-- Start THE DATA --
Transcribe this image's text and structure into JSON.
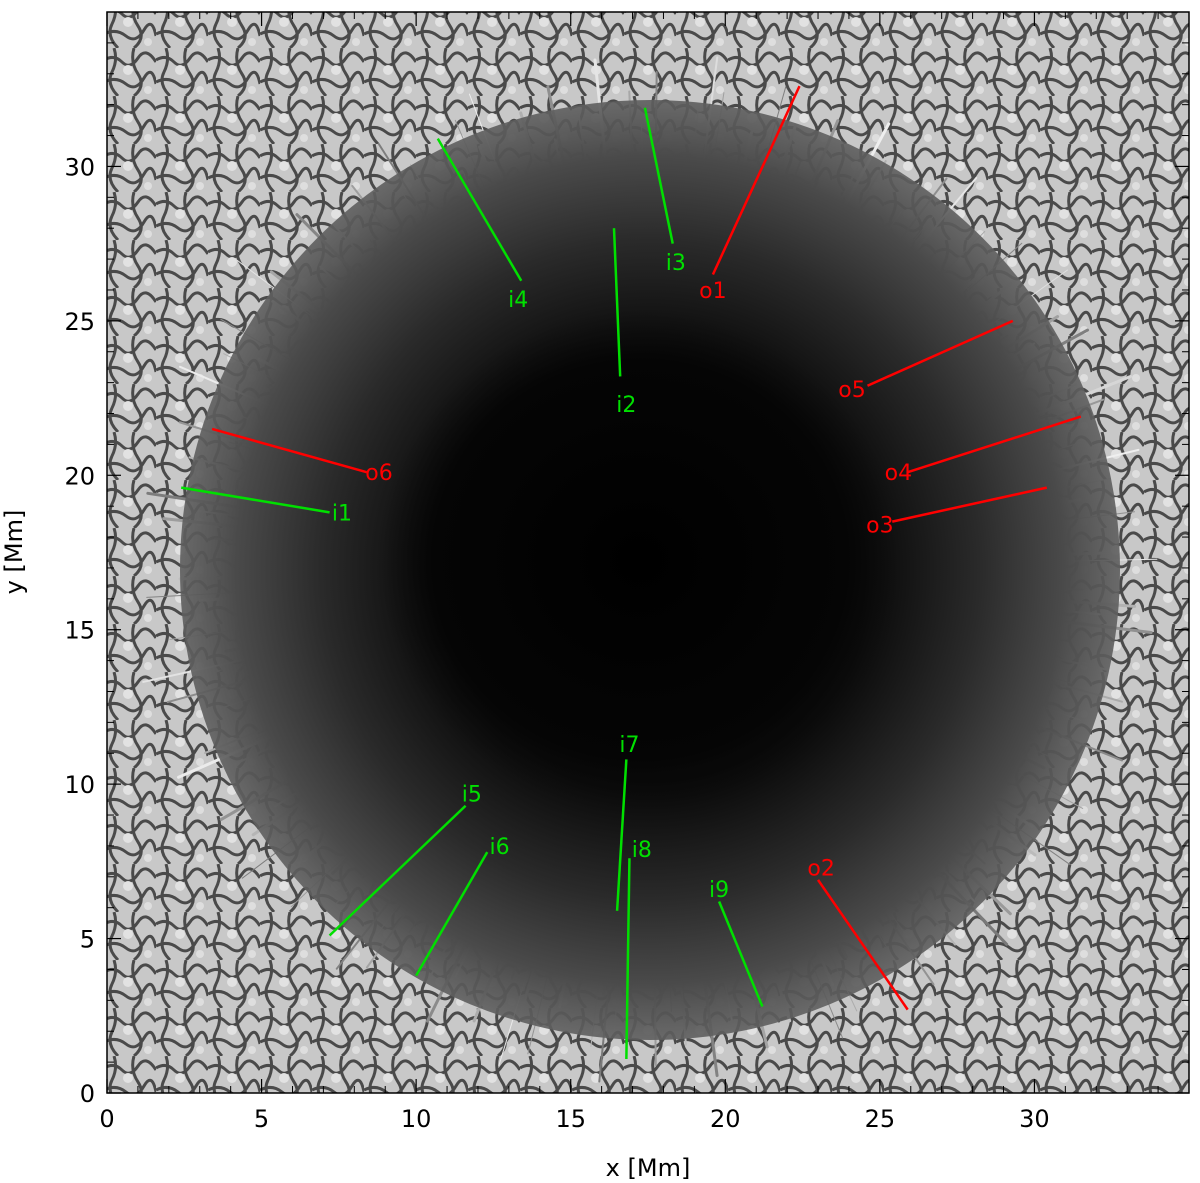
{
  "xlabel": "x [Mm]",
  "ylabel": "y [Mm]",
  "x_range": [
    0,
    35
  ],
  "y_range": [
    0,
    35
  ],
  "x_ticks": [
    0,
    5,
    10,
    15,
    20,
    25,
    30
  ],
  "y_ticks": [
    0,
    5,
    10,
    15,
    20,
    25,
    30
  ],
  "colors": {
    "outer_track": "#ff0000",
    "inner_track": "#00e000",
    "frame": "#000000"
  },
  "tracks": [
    {
      "label": "o1",
      "group": "outer",
      "x1": 19.6,
      "y1": 26.5,
      "x2": 22.4,
      "y2": 32.6,
      "lx": 19.6,
      "ly": 26.0
    },
    {
      "label": "o2",
      "group": "outer",
      "x1": 23.0,
      "y1": 6.9,
      "x2": 25.9,
      "y2": 2.7,
      "lx": 23.1,
      "ly": 7.3
    },
    {
      "label": "o3",
      "group": "outer",
      "x1": 25.4,
      "y1": 18.5,
      "x2": 30.4,
      "y2": 19.6,
      "lx": 25.0,
      "ly": 18.4
    },
    {
      "label": "o4",
      "group": "outer",
      "x1": 25.9,
      "y1": 20.1,
      "x2": 31.5,
      "y2": 21.9,
      "lx": 25.6,
      "ly": 20.1
    },
    {
      "label": "o5",
      "group": "outer",
      "x1": 24.6,
      "y1": 22.9,
      "x2": 29.3,
      "y2": 25.0,
      "lx": 24.1,
      "ly": 22.8
    },
    {
      "label": "o6",
      "group": "outer",
      "x1": 8.4,
      "y1": 20.1,
      "x2": 3.4,
      "y2": 21.5,
      "lx": 8.8,
      "ly": 20.1
    },
    {
      "label": "i1",
      "group": "inner",
      "x1": 7.2,
      "y1": 18.8,
      "x2": 2.4,
      "y2": 19.6,
      "lx": 7.6,
      "ly": 18.8
    },
    {
      "label": "i2",
      "group": "inner",
      "x1": 16.6,
      "y1": 23.2,
      "x2": 16.4,
      "y2": 28.0,
      "lx": 16.8,
      "ly": 22.3
    },
    {
      "label": "i3",
      "group": "inner",
      "x1": 18.3,
      "y1": 27.5,
      "x2": 17.4,
      "y2": 31.9,
      "lx": 18.4,
      "ly": 26.9
    },
    {
      "label": "i4",
      "group": "inner",
      "x1": 13.4,
      "y1": 26.3,
      "x2": 10.7,
      "y2": 30.9,
      "lx": 13.3,
      "ly": 25.7
    },
    {
      "label": "i5",
      "group": "inner",
      "x1": 11.6,
      "y1": 9.3,
      "x2": 7.2,
      "y2": 5.1,
      "lx": 11.8,
      "ly": 9.7
    },
    {
      "label": "i6",
      "group": "inner",
      "x1": 12.3,
      "y1": 7.8,
      "x2": 10.0,
      "y2": 3.8,
      "lx": 12.7,
      "ly": 8.0
    },
    {
      "label": "i7",
      "group": "inner",
      "x1": 16.8,
      "y1": 10.8,
      "x2": 16.5,
      "y2": 5.9,
      "lx": 16.9,
      "ly": 11.3
    },
    {
      "label": "i8",
      "group": "inner",
      "x1": 16.9,
      "y1": 7.6,
      "x2": 16.8,
      "y2": 1.1,
      "lx": 17.3,
      "ly": 7.9
    },
    {
      "label": "i9",
      "group": "inner",
      "x1": 19.8,
      "y1": 6.2,
      "x2": 21.2,
      "y2": 2.8,
      "lx": 19.8,
      "ly": 6.6
    }
  ]
}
-- End THE DATA --
-- SHORT EXERCISE --
Repeat all the data as it stands, dropping any images it holds.

-- OUTPUT --
Transcribe this image's text and structure into JSON.
{
  "xlabel": "x [Mm]",
  "ylabel": "y [Mm]",
  "x_range": [
    0,
    35
  ],
  "y_range": [
    0,
    35
  ],
  "x_ticks": [
    0,
    5,
    10,
    15,
    20,
    25,
    30
  ],
  "y_ticks": [
    0,
    5,
    10,
    15,
    20,
    25,
    30
  ],
  "colors": {
    "outer_track": "#ff0000",
    "inner_track": "#00e000",
    "frame": "#000000"
  },
  "tracks": [
    {
      "label": "o1",
      "group": "outer",
      "x1": 19.6,
      "y1": 26.5,
      "x2": 22.4,
      "y2": 32.6,
      "lx": 19.6,
      "ly": 26.0
    },
    {
      "label": "o2",
      "group": "outer",
      "x1": 23.0,
      "y1": 6.9,
      "x2": 25.9,
      "y2": 2.7,
      "lx": 23.1,
      "ly": 7.3
    },
    {
      "label": "o3",
      "group": "outer",
      "x1": 25.4,
      "y1": 18.5,
      "x2": 30.4,
      "y2": 19.6,
      "lx": 25.0,
      "ly": 18.4
    },
    {
      "label": "o4",
      "group": "outer",
      "x1": 25.9,
      "y1": 20.1,
      "x2": 31.5,
      "y2": 21.9,
      "lx": 25.6,
      "ly": 20.1
    },
    {
      "label": "o5",
      "group": "outer",
      "x1": 24.6,
      "y1": 22.9,
      "x2": 29.3,
      "y2": 25.0,
      "lx": 24.1,
      "ly": 22.8
    },
    {
      "label": "o6",
      "group": "outer",
      "x1": 8.4,
      "y1": 20.1,
      "x2": 3.4,
      "y2": 21.5,
      "lx": 8.8,
      "ly": 20.1
    },
    {
      "label": "i1",
      "group": "inner",
      "x1": 7.2,
      "y1": 18.8,
      "x2": 2.4,
      "y2": 19.6,
      "lx": 7.6,
      "ly": 18.8
    },
    {
      "label": "i2",
      "group": "inner",
      "x1": 16.6,
      "y1": 23.2,
      "x2": 16.4,
      "y2": 28.0,
      "lx": 16.8,
      "ly": 22.3
    },
    {
      "label": "i3",
      "group": "inner",
      "x1": 18.3,
      "y1": 27.5,
      "x2": 17.4,
      "y2": 31.9,
      "lx": 18.4,
      "ly": 26.9
    },
    {
      "label": "i4",
      "group": "inner",
      "x1": 13.4,
      "y1": 26.3,
      "x2": 10.7,
      "y2": 30.9,
      "lx": 13.3,
      "ly": 25.7
    },
    {
      "label": "i5",
      "group": "inner",
      "x1": 11.6,
      "y1": 9.3,
      "x2": 7.2,
      "y2": 5.1,
      "lx": 11.8,
      "ly": 9.7
    },
    {
      "label": "i6",
      "group": "inner",
      "x1": 12.3,
      "y1": 7.8,
      "x2": 10.0,
      "y2": 3.8,
      "lx": 12.7,
      "ly": 8.0
    },
    {
      "label": "i7",
      "group": "inner",
      "x1": 16.8,
      "y1": 10.8,
      "x2": 16.5,
      "y2": 5.9,
      "lx": 16.9,
      "ly": 11.3
    },
    {
      "label": "i8",
      "group": "inner",
      "x1": 16.9,
      "y1": 7.6,
      "x2": 16.8,
      "y2": 1.1,
      "lx": 17.3,
      "ly": 7.9
    },
    {
      "label": "i9",
      "group": "inner",
      "x1": 19.8,
      "y1": 6.2,
      "x2": 21.2,
      "y2": 2.8,
      "lx": 19.8,
      "ly": 6.6
    }
  ]
}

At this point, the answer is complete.